▶ THE TASK:
Type out the material below exactly.

▶ INPUT:

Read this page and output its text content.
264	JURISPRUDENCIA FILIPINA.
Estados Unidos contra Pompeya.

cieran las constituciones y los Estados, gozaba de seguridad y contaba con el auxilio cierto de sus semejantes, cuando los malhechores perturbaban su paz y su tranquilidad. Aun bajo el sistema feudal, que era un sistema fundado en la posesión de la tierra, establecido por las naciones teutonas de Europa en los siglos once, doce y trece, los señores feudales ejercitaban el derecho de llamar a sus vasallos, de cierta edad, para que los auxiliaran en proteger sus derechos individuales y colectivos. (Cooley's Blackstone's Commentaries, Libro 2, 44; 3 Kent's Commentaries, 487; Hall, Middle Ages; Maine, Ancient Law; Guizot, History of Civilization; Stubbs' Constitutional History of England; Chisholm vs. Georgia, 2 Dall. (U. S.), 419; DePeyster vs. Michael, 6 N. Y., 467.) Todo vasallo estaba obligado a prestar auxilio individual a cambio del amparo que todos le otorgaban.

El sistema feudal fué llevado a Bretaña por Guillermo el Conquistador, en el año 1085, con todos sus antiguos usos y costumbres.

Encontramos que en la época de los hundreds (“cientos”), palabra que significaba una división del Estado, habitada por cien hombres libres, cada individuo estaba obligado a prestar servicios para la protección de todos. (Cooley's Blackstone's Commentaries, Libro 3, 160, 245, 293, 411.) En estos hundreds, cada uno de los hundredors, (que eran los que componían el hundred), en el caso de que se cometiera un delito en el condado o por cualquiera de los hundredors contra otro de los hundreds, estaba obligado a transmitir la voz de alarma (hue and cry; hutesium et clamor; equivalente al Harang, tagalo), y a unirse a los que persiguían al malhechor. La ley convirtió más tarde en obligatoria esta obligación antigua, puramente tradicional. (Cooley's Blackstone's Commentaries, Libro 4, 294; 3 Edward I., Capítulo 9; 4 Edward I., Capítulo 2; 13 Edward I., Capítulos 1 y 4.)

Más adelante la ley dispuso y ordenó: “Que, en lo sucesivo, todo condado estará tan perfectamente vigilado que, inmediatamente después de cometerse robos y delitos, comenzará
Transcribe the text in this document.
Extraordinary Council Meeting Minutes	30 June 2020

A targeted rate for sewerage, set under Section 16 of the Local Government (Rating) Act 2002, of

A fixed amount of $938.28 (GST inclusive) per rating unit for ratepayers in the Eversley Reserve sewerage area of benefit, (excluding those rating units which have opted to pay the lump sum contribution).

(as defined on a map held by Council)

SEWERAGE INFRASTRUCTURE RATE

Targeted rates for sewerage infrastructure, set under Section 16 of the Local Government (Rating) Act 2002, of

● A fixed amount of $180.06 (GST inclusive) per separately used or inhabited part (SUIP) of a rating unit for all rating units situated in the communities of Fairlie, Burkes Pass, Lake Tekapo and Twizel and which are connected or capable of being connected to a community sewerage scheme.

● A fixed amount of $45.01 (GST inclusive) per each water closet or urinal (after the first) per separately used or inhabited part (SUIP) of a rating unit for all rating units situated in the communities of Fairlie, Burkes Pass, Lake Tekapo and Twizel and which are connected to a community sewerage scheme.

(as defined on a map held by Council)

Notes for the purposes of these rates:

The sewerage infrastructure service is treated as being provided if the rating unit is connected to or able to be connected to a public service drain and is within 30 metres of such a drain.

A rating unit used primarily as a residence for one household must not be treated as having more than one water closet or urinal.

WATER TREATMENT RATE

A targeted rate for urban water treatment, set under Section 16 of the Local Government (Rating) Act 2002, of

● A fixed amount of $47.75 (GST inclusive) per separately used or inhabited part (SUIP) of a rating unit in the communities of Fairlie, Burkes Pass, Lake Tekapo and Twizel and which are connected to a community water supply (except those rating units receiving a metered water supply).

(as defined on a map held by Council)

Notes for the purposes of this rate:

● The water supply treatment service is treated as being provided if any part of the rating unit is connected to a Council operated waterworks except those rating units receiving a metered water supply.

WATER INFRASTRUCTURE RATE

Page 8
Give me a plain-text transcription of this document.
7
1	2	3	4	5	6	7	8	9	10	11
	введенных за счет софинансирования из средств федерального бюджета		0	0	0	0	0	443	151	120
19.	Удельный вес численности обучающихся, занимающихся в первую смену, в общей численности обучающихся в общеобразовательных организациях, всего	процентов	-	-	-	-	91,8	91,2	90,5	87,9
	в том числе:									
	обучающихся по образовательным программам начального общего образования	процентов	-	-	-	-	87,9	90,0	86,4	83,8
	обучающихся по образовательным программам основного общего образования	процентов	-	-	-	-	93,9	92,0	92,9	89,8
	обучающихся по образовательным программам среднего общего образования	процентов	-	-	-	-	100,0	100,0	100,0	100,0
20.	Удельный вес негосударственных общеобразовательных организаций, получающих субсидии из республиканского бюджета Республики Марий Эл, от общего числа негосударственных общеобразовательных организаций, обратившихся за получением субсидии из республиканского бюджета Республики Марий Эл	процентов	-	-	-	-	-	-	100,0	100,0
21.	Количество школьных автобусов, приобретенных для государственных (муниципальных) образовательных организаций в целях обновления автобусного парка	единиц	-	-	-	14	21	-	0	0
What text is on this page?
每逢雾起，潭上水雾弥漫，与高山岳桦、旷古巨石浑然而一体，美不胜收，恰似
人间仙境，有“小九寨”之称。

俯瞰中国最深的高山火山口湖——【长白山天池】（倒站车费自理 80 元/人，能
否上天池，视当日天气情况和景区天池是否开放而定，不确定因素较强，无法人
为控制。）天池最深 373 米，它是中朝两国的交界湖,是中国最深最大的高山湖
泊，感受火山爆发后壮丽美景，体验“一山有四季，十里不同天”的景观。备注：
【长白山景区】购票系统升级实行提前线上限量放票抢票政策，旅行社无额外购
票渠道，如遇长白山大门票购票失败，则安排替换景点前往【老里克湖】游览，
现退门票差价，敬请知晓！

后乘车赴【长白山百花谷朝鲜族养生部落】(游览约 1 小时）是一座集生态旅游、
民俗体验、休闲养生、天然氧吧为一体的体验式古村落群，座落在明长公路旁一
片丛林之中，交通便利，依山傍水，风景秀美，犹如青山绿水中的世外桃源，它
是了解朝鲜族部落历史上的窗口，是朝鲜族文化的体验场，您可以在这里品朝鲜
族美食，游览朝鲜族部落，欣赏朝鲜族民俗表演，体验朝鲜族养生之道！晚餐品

▶ EXPECTED ANSWER:
Read this page and output its text content.
264	JURISPRUDENCIA FILIPINA.
Estados Unidos contra Pompeya.

cieran las constituciones y los Estados, gozaba de seguridad y contaba con el auxilio cierto de sus semejantes, cuando los malhechores perturbaban su paz y su tranquilidad. Aun bajo el sistema feudal, que era un sistema fundado en la posesión de la tierra, establecido por las naciones teutonas de Europa en los siglos once, doce y trece, los señores feudales ejercitaban el derecho de llamar a sus vasallos, de cierta edad, para que los auxiliaran en proteger sus derechos individuales y colectivos. (Cooley's Blackstone's Commentaries, Libro 2, 44; 3 Kent's Commentaries, 487; Hall, Middle Ages; Maine, Ancient Law; Guizot, History of Civilization; Stubbs' Constitutional History of England; Chisholm vs. Georgia, 2 Dall. (U. S.), 419; DePeyster vs. Michael, 6 N. Y., 467.) Todo vasallo estaba obligado a prestar auxilio individual a cambio del amparo que todos le otorgaban.

El sistema feudal fué llevado a Bretaña por Guillermo el Conquistador, en el año 1085, con todos sus antiguos usos y costumbres.

Encontramos que en la época de los hundreds (“cientos”), palabra que significaba una división del Estado, habitada por cien hombres libres, cada individuo estaba obligado a prestar servicios para la protección de todos. (Cooley's Blackstone's Commentaries, Libro 3, 160, 245, 293, 411.) En estos hundreds, cada uno de los hundredors, (que eran los que componían el hundred), en el caso de que se cometiera un delito en el condado o por cualquiera de los hundredors contra otro de los hundreds, estaba obligado a transmitir la voz de alarma (hue and cry; hutesium et clamor; equivalente al Harang, tagalo), y a unirse a los que persiguían al malhechor. La ley convirtió más tarde en obligatoria esta obligación antigua, puramente tradicional. (Cooley's Blackstone's Commentaries, Libro 4, 294; 3 Edward I., Capítulo 9; 4 Edward I., Capítulo 2; 13 Edward I., Capítulos 1 y 4.)

Más adelante la ley dispuso y ordenó: “Que, en lo sucesivo, todo condado estará tan perfectamente vigilado que, inmediatamente después de cometerse robos y delitos, comenzará
Transcribe the text in this document.
Extraordinary Council Meeting Minutes	30 June 2020

A targeted rate for sewerage, set under Section 16 of the Local Government (Rating) Act 2002, of

A fixed amount of $938.28 (GST inclusive) per rating unit for ratepayers in the Eversley Reserve sewerage area of benefit, (excluding those rating units which have opted to pay the lump sum contribution).

(as defined on a map held by Council)

SEWERAGE INFRASTRUCTURE RATE

Targeted rates for sewerage infrastructure, set under Section 16 of the Local Government (Rating) Act 2002, of

● A fixed amount of $180.06 (GST inclusive) per separately used or inhabited part (SUIP) of a rating unit for all rating units situated in the communities of Fairlie, Burkes Pass, Lake Tekapo and Twizel and which are connected or capable of being connected to a community sewerage scheme.

● A fixed amount of $45.01 (GST inclusive) per each water closet or urinal (after the first) per separately used or inhabited part (SUIP) of a rating unit for all rating units situated in the communities of Fairlie, Burkes Pass, Lake Tekapo and Twizel and which are connected to a community sewerage scheme.

(as defined on a map held by Council)

Notes for the purposes of these rates:

The sewerage infrastructure service is treated as being provided if the rating unit is connected to or able to be connected to a public service drain and is within 30 metres of such a drain.

A rating unit used primarily as a residence for one household must not be treated as having more than one water closet or urinal.

WATER TREATMENT RATE

A targeted rate for urban water treatment, set under Section 16 of the Local Government (Rating) Act 2002, of

● A fixed amount of $47.75 (GST inclusive) per separately used or inhabited part (SUIP) of a rating unit in the communities of Fairlie, Burkes Pass, Lake Tekapo and Twizel and which are connected to a community water supply (except those rating units receiving a metered water supply).

(as defined on a map held by Council)

Notes for the purposes of this rate:

● The water supply treatment service is treated as being provided if any part of the rating unit is connected to a Council operated waterworks except those rating units receiving a metered water supply.

WATER INFRASTRUCTURE RATE

Page 8
Give me a plain-text transcription of this document.
7
1	2	3	4	5	6	7	8	9	10	11
	введенных за счет софинансирования из средств федерального бюджета		0	0	0	0	0	443	151	120
19.	Удельный вес численности обучающихся, занимающихся в первую смену, в общей численности обучающихся в общеобразовательных организациях, всего	процентов	-	-	-	-	91,8	91,2	90,5	87,9
	в том числе:									
	обучающихся по образовательным программам начального общего образования	процентов	-	-	-	-	87,9	90,0	86,4	83,8
	обучающихся по образовательным программам основного общего образования	процентов	-	-	-	-	93,9	92,0	92,9	89,8
	обучающихся по образовательным программам среднего общего образования	процентов	-	-	-	-	100,0	100,0	100,0	100,0
20.	Удельный вес негосударственных общеобразовательных организаций, получающих субсидии из республиканского бюджета Республики Марий Эл, от общего числа негосударственных общеобразовательных организаций, обратившихся за получением субсидии из республиканского бюджета Республики Марий Эл	процентов	-	-	-	-	-	-	100,0	100,0
21.	Количество школьных автобусов, приобретенных для государственных (муниципальных) образовательных организаций в целях обновления автобусного парка	единиц	-	-	-	14	21	-	0	0
What text is on this page?
每逢雾起，潭上水雾弥漫，与高山岳桦、旷古巨石浑然而一体，美不胜收，恰似
人间仙境，有“小九寨”之称。

俯瞰中国最深的高山火山口湖——【长白山天池】（倒站车费自理 80 元/人，能
否上天池，视当日天气情况和景区天池是否开放而定，不确定因素较强，无法人
为控制。）天池最深 373 米，它是中朝两国的交界湖,是中国最深最大的高山湖
泊，感受火山爆发后壮丽美景，体验“一山有四季，十里不同天”的景观。备注：
【长白山景区】购票系统升级实行提前线上限量放票抢票政策，旅行社无额外购
票渠道，如遇长白山大门票购票失败，则安排替换景点前往【老里克湖】游览，
现退门票差价，敬请知晓！

后乘车赴【长白山百花谷朝鲜族养生部落】(游览约 1 小时）是一座集生态旅游、
民俗体验、休闲养生、天然氧吧为一体的体验式古村落群，座落在明长公路旁一
片丛林之中，交通便利，依山傍水，风景秀美，犹如青山绿水中的世外桃源，它
是了解朝鲜族部落历史上的窗口，是朝鲜族文化的体验场，您可以在这里品朝鲜
族美食，游览朝鲜族部落，欣赏朝鲜族民俗表演，体验朝鲜族养生之道！晚餐品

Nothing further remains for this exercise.